Rows from a figure dataset:
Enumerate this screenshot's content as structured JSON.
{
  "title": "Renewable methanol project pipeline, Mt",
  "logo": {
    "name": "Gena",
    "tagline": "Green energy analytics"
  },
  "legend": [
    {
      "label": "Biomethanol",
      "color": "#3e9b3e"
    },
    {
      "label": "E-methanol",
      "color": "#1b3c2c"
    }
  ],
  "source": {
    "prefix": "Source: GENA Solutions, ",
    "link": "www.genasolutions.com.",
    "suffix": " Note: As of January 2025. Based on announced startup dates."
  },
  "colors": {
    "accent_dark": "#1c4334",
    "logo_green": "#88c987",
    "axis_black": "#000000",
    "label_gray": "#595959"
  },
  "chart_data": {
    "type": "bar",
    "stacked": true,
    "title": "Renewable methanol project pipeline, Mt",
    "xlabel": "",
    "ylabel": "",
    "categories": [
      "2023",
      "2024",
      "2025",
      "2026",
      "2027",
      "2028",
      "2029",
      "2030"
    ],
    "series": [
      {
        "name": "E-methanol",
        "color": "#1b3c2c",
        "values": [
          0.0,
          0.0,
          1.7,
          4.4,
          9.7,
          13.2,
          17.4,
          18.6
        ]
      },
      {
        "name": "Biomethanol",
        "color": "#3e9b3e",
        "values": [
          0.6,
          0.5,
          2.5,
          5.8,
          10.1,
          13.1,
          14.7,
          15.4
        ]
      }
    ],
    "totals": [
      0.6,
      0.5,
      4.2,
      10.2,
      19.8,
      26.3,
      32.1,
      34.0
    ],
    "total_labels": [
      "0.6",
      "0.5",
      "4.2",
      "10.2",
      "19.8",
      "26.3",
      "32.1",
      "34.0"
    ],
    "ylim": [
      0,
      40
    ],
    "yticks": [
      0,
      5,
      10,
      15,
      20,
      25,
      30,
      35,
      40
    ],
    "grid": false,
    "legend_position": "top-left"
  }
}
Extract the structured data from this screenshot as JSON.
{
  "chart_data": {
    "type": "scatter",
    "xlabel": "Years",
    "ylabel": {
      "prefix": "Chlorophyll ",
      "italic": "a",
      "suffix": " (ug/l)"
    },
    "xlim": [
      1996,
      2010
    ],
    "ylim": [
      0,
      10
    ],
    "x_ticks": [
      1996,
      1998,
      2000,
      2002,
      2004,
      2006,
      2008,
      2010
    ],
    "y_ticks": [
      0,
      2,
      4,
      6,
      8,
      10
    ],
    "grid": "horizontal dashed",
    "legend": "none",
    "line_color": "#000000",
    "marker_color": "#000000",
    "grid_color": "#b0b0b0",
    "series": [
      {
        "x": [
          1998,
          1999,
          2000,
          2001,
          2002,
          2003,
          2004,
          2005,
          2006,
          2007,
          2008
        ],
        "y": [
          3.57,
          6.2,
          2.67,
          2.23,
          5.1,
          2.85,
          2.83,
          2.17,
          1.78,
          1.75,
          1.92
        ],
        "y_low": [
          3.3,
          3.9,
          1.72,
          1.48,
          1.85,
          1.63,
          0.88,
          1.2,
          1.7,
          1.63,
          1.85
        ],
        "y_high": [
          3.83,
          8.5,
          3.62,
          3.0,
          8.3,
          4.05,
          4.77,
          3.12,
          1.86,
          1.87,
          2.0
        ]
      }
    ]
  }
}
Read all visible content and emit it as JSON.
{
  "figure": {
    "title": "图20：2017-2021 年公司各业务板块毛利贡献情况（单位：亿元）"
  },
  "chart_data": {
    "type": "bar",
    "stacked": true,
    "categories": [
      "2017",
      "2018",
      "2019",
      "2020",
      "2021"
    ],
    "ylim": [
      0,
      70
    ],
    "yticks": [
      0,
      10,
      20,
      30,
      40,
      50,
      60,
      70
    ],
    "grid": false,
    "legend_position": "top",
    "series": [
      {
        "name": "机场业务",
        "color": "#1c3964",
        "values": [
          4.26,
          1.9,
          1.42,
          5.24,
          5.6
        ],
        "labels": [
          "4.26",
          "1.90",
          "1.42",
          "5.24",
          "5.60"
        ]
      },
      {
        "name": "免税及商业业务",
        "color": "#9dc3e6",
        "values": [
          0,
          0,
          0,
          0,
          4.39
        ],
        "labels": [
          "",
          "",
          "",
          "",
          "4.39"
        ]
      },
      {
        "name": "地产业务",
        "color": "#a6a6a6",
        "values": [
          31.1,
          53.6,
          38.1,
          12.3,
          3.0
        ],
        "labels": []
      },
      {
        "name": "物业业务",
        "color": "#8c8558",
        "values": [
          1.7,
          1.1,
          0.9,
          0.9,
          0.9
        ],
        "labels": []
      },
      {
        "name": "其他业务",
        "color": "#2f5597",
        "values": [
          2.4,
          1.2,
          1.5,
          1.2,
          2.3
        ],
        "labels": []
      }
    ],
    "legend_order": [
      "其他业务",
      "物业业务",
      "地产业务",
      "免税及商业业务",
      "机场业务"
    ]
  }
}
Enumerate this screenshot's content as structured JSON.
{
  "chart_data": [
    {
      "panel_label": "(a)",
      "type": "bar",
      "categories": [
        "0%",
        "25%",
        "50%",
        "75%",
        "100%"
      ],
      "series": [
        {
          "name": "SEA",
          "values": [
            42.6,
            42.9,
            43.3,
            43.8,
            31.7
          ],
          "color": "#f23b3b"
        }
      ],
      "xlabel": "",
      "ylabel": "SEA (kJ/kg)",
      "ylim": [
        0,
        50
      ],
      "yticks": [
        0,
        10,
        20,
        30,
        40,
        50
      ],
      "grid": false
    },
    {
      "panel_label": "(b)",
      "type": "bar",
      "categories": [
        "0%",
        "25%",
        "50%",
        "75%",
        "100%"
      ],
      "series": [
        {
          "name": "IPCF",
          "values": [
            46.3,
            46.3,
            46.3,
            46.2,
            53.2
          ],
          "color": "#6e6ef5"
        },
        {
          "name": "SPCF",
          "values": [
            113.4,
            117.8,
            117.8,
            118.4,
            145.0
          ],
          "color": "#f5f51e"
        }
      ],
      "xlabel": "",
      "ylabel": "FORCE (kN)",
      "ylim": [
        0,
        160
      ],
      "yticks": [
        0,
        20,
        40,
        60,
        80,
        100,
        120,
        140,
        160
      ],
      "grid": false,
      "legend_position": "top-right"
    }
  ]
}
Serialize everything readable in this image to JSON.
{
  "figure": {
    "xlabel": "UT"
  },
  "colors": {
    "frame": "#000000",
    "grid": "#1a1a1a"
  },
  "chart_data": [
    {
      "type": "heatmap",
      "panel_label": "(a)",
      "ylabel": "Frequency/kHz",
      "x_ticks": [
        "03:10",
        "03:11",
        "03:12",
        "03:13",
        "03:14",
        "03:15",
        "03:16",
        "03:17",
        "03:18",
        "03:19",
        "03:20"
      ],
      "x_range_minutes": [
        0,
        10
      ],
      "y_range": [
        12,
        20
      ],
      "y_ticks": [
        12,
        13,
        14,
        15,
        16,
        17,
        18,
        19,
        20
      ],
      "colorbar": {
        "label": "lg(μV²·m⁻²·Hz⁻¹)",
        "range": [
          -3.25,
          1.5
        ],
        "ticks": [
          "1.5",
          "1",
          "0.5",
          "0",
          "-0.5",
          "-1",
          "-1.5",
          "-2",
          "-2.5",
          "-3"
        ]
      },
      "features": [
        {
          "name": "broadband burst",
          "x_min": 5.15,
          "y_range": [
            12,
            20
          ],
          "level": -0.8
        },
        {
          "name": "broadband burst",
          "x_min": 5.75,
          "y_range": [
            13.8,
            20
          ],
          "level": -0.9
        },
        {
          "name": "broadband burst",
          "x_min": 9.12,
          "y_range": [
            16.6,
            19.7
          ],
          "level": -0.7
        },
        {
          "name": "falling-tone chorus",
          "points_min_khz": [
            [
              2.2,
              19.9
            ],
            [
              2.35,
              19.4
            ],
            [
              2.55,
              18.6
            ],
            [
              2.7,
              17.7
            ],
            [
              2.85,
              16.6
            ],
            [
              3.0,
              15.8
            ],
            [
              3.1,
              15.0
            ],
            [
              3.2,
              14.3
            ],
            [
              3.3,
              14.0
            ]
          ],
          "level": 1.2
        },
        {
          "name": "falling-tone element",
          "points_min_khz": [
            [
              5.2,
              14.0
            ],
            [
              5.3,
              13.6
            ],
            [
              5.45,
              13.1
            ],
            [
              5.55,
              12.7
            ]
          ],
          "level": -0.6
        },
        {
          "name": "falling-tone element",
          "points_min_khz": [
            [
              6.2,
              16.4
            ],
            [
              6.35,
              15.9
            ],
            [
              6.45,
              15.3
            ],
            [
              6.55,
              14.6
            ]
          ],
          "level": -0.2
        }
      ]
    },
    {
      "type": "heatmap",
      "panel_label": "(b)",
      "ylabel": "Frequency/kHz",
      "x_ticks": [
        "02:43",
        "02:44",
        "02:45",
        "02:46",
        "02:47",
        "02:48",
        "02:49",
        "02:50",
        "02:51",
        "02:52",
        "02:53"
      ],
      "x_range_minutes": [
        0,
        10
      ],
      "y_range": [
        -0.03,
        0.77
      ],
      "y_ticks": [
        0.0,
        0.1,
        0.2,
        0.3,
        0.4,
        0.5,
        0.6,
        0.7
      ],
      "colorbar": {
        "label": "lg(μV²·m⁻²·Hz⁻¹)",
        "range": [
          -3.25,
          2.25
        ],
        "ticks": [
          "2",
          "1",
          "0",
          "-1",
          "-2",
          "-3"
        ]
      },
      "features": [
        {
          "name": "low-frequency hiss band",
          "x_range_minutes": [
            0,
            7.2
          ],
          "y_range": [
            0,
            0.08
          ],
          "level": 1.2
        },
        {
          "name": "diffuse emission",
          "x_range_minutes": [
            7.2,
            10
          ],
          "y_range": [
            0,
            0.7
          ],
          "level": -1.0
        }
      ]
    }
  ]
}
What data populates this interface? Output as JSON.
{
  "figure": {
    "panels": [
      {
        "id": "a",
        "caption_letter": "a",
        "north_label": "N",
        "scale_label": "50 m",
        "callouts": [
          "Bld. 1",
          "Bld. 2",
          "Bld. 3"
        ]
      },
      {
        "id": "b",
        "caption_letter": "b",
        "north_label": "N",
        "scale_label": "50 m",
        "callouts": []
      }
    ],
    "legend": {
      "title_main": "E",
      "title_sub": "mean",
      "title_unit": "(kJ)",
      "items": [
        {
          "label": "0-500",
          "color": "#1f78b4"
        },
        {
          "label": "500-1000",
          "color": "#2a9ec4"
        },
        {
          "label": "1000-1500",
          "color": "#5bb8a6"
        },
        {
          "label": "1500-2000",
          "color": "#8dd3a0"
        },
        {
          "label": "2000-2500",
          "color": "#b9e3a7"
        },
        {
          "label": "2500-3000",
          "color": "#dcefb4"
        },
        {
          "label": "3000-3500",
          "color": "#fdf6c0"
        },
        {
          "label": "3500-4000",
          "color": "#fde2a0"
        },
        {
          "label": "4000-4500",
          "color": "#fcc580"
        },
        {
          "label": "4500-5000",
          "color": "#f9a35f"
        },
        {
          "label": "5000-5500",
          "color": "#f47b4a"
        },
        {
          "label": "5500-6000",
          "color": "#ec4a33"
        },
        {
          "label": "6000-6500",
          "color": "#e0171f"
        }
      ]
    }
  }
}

=== TASK TO COMPLETE ===
Check each line of the entries above for the word "suffix". List the ones that have it.

=== RESPONSE TO THE TASK ===
    "suffix": " Note: As of January 2025. Based on announced startup dates."
      "suffix": " (ug/l)"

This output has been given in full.